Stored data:
────────────────────────────────────────
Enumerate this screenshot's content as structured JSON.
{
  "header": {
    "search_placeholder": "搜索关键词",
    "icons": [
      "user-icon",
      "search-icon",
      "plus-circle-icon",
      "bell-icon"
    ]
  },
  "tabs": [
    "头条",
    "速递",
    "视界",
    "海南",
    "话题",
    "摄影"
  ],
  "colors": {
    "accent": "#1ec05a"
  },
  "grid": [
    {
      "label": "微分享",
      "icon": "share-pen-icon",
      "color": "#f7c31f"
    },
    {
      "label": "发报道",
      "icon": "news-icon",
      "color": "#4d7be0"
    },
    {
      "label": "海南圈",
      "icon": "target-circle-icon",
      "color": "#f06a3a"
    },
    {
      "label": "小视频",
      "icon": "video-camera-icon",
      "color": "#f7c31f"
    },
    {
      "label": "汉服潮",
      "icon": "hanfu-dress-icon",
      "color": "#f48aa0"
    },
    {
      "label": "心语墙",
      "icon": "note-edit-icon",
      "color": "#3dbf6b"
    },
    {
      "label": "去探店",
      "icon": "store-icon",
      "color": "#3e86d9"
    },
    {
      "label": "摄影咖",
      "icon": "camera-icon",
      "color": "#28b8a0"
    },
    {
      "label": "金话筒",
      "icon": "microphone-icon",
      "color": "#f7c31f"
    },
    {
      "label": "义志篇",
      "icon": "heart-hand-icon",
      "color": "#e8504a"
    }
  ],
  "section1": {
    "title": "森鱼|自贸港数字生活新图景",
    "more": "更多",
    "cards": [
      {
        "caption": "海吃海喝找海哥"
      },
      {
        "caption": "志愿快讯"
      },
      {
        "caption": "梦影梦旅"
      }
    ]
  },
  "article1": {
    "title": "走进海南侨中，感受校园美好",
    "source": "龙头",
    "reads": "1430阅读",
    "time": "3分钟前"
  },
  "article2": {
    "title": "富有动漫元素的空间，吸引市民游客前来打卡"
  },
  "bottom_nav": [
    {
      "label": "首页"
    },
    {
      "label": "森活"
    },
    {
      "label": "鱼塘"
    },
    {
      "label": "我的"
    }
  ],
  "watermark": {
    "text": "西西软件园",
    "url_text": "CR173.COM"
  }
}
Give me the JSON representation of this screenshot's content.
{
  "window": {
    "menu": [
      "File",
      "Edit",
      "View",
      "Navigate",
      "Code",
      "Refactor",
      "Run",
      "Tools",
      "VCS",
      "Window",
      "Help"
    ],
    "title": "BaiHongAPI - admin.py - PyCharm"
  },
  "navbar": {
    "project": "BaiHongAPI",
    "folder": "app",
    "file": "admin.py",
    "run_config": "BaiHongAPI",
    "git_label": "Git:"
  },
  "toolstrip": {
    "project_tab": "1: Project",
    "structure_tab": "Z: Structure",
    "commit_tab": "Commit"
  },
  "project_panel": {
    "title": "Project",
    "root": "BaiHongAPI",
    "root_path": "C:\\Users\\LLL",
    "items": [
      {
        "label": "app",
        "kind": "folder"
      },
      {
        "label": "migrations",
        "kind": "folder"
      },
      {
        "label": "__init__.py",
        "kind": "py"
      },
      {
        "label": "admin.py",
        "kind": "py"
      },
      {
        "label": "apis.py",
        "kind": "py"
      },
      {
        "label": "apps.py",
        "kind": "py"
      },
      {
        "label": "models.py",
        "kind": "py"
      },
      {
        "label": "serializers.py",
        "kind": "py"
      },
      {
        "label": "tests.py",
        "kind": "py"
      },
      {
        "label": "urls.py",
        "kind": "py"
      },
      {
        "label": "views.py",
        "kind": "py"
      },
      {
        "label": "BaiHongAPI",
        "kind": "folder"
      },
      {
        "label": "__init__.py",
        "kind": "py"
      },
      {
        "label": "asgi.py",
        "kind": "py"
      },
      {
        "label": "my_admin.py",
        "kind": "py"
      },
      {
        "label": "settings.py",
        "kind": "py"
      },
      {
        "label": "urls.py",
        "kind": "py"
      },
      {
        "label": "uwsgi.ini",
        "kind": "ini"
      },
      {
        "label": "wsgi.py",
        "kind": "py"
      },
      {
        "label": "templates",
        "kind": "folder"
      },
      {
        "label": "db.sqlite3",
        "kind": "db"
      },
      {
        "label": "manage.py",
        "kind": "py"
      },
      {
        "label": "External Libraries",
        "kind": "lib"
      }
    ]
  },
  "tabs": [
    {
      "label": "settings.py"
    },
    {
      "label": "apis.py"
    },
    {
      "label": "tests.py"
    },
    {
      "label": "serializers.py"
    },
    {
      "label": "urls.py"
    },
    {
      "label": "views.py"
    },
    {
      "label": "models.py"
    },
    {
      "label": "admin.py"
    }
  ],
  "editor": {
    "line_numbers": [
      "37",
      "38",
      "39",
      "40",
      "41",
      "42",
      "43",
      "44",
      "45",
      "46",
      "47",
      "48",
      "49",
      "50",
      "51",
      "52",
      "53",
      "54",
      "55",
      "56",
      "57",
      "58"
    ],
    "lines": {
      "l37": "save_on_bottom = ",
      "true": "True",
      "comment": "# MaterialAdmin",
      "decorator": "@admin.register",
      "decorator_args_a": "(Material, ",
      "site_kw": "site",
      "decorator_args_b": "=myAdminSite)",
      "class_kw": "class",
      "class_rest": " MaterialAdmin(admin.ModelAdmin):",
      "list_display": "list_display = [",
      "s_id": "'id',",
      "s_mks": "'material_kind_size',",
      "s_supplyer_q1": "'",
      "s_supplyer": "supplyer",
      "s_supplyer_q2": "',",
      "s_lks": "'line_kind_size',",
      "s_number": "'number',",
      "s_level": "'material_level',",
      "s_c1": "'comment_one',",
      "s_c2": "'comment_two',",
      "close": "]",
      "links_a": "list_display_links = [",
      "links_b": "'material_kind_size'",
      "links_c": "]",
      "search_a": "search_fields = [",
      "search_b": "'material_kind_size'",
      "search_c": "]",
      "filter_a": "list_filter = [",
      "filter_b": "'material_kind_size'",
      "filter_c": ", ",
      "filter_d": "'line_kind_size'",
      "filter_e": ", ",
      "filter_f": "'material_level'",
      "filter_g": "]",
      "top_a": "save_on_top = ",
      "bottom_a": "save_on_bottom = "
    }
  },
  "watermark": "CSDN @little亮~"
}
────────────────────────────────────────
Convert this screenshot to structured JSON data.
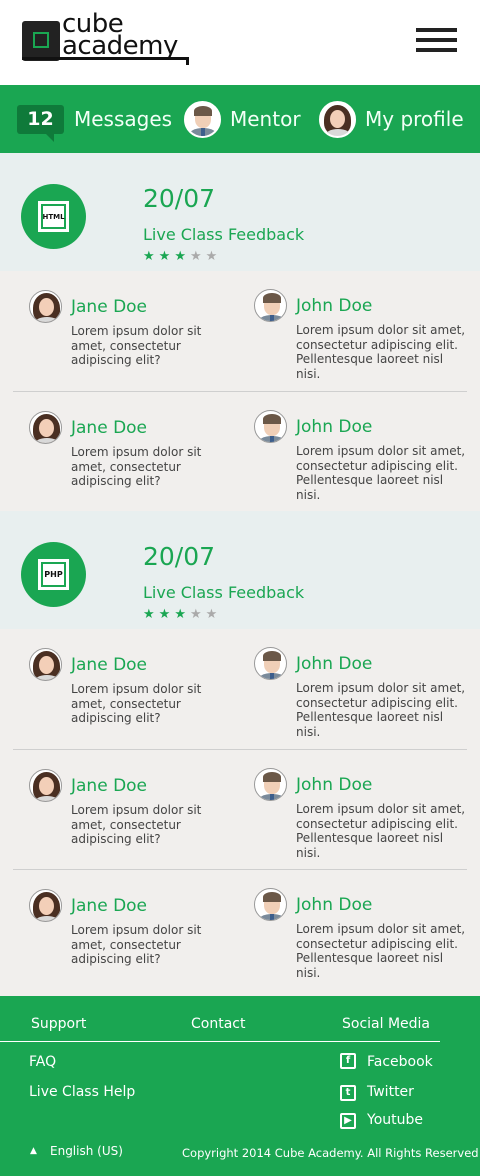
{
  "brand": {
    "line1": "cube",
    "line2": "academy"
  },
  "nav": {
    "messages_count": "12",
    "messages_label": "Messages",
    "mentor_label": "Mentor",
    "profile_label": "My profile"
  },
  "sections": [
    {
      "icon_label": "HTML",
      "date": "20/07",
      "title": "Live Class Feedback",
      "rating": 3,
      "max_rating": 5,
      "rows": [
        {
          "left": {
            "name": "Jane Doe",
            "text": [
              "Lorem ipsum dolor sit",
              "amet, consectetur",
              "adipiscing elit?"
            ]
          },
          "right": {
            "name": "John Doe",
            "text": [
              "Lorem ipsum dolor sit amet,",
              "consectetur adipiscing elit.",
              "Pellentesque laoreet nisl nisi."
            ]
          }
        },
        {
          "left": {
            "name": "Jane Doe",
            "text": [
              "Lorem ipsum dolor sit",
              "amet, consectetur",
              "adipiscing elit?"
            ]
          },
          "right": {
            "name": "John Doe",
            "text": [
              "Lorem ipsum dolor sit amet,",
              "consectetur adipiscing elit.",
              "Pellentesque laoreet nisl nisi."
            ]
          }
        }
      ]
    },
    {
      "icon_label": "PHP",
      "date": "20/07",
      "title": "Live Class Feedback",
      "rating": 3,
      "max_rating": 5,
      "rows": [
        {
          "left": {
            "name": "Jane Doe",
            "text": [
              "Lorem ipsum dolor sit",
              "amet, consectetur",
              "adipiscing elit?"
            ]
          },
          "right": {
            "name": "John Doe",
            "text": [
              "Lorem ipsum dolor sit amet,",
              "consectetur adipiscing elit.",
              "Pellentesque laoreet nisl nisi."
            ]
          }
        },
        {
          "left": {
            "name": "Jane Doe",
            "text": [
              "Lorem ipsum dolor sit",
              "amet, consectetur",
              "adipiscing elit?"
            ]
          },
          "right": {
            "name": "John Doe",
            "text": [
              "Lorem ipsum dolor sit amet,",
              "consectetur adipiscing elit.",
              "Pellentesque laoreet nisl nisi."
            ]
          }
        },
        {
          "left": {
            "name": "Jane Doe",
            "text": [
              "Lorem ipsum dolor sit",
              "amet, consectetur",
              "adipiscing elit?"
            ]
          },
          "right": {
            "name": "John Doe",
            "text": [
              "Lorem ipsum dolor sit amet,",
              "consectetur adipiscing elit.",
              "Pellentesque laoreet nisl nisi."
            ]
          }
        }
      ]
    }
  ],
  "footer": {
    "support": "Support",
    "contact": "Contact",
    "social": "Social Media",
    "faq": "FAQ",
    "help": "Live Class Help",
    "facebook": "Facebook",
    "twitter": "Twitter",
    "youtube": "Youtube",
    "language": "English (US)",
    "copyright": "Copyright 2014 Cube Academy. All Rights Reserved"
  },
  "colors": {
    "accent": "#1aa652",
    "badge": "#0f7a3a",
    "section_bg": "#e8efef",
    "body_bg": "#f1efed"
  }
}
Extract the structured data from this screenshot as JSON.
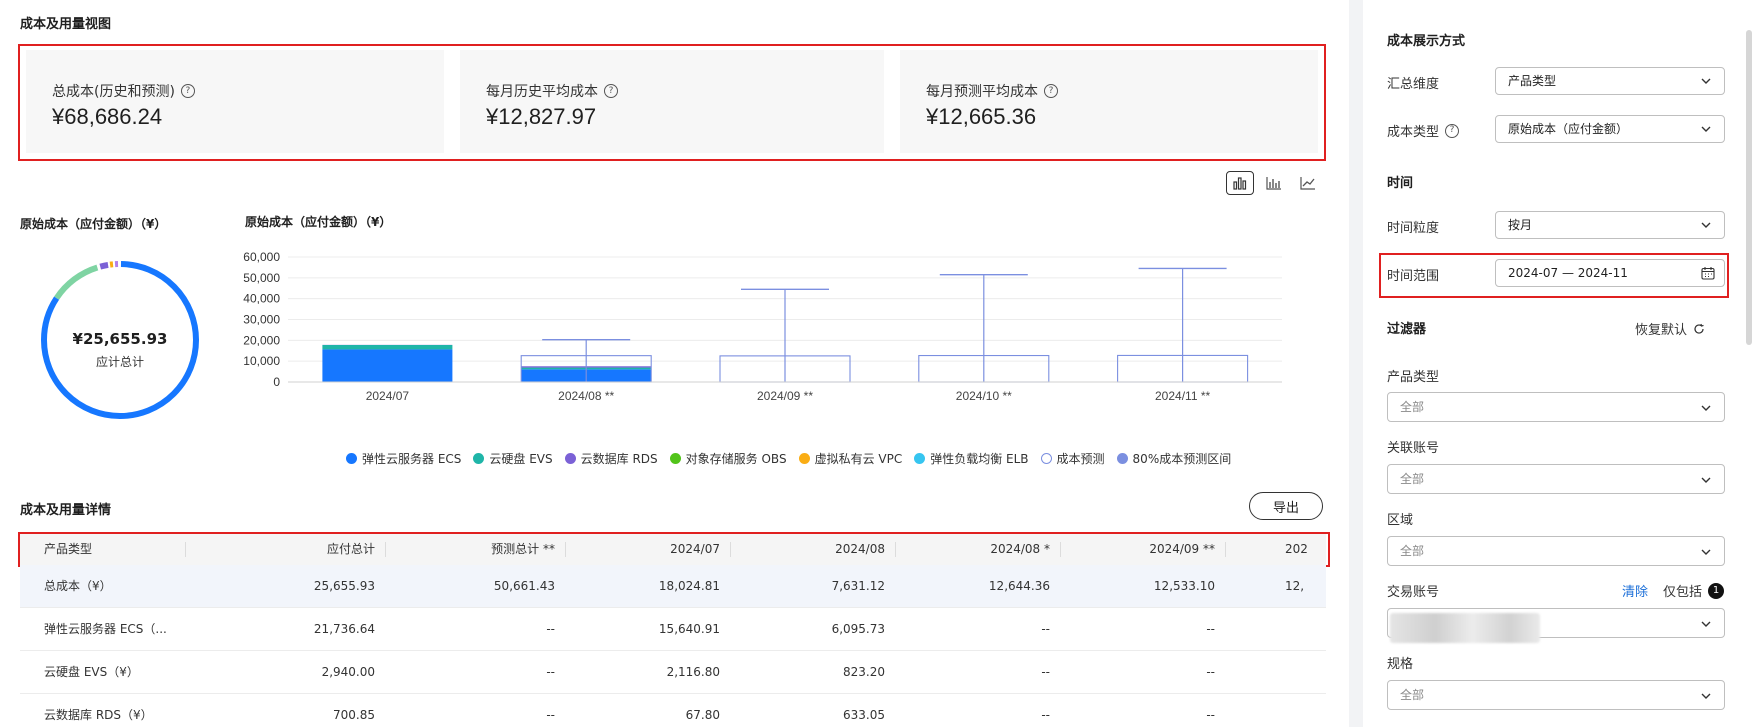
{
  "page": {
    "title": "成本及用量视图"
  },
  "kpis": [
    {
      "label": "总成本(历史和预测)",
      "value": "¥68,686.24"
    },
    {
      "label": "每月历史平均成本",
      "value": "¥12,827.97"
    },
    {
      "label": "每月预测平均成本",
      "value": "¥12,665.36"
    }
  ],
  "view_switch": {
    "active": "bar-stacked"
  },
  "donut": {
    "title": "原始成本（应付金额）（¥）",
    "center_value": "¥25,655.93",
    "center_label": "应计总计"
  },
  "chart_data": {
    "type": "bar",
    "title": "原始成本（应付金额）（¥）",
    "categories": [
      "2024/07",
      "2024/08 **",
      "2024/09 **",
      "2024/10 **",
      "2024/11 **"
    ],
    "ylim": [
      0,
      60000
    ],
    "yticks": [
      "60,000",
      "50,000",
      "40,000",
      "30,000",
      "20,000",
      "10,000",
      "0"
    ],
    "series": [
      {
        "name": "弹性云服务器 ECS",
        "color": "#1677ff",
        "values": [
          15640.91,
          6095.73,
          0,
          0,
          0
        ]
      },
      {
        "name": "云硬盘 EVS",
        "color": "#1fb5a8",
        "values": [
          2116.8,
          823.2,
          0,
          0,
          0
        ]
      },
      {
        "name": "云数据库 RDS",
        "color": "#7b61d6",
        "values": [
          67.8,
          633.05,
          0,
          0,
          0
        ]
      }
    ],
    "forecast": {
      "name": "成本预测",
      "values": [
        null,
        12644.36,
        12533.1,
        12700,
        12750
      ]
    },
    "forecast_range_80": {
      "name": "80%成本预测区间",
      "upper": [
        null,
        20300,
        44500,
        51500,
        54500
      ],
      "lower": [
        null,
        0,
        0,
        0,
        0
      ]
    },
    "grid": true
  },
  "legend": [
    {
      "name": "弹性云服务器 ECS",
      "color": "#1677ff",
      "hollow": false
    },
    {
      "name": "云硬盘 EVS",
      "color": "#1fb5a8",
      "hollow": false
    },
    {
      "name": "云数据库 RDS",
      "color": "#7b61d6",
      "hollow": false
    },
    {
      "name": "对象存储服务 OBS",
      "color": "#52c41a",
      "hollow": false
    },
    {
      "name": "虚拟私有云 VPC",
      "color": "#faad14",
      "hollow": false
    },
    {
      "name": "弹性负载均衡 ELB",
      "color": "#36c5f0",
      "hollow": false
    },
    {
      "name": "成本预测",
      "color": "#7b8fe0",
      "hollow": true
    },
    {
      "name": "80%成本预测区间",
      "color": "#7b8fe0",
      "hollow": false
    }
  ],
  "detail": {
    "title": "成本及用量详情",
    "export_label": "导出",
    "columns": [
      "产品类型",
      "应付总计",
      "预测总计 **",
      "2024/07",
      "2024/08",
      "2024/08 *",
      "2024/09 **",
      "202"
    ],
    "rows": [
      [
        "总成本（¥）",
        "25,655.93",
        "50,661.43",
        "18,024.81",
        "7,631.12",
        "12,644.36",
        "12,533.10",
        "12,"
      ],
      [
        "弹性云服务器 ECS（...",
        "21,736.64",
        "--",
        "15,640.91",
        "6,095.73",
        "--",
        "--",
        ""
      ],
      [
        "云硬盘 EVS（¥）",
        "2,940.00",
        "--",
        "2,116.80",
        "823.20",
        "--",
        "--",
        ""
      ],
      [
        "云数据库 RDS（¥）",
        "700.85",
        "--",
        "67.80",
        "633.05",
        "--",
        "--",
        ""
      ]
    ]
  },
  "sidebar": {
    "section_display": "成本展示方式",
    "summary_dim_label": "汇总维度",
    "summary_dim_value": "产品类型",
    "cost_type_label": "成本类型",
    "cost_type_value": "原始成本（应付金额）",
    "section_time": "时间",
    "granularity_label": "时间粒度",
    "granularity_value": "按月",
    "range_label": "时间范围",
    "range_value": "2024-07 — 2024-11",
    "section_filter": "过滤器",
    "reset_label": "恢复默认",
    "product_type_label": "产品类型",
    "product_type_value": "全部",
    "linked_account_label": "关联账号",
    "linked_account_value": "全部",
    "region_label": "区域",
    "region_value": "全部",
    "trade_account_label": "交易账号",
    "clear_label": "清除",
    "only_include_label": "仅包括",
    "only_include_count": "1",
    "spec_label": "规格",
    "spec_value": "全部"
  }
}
────────────────────────────────────────
**EXERCISE OBJECTIVE**
Pull out every line holding "screenshot" from the records above, and copy it.

**FINISHED TASK**
Enumerate this screenshot's content as structured JSON.
Give me the JSON representation of this screenshot's content.
Convert this screenshot to structured JSON data.
Extract the structured data from this screenshot as JSON.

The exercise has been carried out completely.